[Excerpt from a dataset]

───

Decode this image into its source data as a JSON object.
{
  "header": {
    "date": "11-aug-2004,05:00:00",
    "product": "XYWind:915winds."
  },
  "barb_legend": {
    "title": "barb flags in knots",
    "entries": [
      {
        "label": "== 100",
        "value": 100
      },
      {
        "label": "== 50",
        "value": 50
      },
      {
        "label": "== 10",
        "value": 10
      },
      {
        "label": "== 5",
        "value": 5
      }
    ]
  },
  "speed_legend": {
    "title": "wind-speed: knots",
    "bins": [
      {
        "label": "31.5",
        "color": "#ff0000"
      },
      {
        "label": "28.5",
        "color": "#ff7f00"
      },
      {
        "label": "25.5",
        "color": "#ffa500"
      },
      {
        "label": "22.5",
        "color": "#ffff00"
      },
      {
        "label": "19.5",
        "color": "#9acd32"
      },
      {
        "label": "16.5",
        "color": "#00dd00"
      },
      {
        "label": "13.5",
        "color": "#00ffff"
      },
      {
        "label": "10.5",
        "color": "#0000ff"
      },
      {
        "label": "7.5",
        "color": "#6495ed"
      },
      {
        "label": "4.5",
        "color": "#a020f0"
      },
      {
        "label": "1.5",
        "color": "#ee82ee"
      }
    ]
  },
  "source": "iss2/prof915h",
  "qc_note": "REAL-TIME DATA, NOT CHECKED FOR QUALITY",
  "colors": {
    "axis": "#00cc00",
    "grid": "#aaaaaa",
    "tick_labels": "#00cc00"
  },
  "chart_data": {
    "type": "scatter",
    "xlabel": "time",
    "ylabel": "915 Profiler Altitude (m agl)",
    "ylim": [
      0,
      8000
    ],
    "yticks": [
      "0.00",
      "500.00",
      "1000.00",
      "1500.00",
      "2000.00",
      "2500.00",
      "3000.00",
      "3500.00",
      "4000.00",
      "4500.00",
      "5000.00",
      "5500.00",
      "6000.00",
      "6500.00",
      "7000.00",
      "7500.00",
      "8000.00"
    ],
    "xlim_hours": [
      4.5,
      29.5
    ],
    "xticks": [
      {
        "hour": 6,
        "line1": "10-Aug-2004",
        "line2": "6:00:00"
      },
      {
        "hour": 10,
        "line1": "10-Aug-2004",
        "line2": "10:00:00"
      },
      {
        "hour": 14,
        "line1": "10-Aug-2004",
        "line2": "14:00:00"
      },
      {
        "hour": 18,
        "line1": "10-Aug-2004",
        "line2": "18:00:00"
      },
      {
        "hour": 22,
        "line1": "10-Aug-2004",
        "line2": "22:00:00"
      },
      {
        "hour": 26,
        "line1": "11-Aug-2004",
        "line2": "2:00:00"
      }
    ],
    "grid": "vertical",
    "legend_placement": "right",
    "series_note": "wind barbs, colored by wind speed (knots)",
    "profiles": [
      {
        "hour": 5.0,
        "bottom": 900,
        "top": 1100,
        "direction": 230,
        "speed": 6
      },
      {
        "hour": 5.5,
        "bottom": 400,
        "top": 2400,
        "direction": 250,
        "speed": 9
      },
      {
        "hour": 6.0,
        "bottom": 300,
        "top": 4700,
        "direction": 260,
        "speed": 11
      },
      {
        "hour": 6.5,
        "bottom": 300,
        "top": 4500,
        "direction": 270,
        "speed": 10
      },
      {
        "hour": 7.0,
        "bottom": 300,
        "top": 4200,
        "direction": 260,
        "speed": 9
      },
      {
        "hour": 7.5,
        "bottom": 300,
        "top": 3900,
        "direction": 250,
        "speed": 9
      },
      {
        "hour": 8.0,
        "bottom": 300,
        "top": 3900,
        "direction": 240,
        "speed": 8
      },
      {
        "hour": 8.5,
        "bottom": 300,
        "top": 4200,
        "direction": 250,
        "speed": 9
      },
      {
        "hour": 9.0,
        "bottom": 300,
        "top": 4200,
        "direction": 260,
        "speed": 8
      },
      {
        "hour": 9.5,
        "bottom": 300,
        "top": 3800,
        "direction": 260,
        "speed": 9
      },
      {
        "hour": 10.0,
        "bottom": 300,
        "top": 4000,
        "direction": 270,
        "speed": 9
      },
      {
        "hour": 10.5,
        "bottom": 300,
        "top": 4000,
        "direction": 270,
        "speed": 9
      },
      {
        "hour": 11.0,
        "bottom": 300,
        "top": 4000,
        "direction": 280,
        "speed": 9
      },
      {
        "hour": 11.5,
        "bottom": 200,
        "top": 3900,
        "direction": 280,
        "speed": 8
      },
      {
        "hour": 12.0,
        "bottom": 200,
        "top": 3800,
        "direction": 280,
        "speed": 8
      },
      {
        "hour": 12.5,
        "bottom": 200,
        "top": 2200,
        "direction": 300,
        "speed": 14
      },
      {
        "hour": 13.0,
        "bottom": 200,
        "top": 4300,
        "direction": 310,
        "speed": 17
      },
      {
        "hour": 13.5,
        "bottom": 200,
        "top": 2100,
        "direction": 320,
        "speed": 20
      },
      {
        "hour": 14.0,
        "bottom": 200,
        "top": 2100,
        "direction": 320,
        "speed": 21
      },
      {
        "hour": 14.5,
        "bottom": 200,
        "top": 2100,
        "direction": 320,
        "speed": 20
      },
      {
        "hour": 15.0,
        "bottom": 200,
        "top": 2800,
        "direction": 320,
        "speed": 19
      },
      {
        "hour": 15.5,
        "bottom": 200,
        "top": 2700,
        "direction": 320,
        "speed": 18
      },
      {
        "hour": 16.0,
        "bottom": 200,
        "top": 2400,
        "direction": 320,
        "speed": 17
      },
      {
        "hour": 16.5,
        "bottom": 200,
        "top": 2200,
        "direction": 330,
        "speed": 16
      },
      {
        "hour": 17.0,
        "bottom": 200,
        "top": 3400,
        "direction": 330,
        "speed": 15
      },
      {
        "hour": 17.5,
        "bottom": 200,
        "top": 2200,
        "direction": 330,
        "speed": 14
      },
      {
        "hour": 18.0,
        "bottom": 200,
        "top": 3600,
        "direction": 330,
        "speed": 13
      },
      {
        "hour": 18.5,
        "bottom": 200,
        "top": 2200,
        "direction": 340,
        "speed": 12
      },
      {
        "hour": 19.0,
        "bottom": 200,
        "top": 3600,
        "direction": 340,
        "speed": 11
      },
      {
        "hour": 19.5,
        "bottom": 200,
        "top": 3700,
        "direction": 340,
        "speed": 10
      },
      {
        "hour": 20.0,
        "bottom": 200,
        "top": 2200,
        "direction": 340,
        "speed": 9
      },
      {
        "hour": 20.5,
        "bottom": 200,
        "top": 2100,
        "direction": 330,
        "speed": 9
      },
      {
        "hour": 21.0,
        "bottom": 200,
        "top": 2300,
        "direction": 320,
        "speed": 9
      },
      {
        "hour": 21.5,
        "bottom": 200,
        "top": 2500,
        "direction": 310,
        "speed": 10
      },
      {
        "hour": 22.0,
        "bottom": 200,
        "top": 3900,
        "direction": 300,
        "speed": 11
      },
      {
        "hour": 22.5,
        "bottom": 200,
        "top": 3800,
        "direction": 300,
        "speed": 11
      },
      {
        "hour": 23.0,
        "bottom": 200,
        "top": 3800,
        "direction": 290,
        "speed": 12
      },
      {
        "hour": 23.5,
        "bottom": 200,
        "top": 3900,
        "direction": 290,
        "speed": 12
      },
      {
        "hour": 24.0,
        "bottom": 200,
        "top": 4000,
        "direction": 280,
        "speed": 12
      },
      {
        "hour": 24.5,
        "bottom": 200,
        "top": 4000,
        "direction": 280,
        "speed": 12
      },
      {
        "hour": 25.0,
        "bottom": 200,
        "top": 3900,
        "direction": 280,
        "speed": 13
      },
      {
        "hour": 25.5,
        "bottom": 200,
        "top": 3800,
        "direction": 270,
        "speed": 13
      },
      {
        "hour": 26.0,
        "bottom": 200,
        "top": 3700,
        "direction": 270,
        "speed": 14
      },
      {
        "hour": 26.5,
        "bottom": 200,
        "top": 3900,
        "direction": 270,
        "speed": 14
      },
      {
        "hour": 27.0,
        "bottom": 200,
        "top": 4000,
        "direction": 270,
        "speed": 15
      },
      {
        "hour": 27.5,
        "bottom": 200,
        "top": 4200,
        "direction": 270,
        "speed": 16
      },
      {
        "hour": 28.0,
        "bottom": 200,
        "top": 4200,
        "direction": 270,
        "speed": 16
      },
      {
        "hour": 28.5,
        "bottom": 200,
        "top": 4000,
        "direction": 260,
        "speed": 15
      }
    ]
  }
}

───

Pick out the lines above that hold the string "title" and show them.

| Task response |
    "title": "barb flags in knots",
    "title": "wind-speed: knots",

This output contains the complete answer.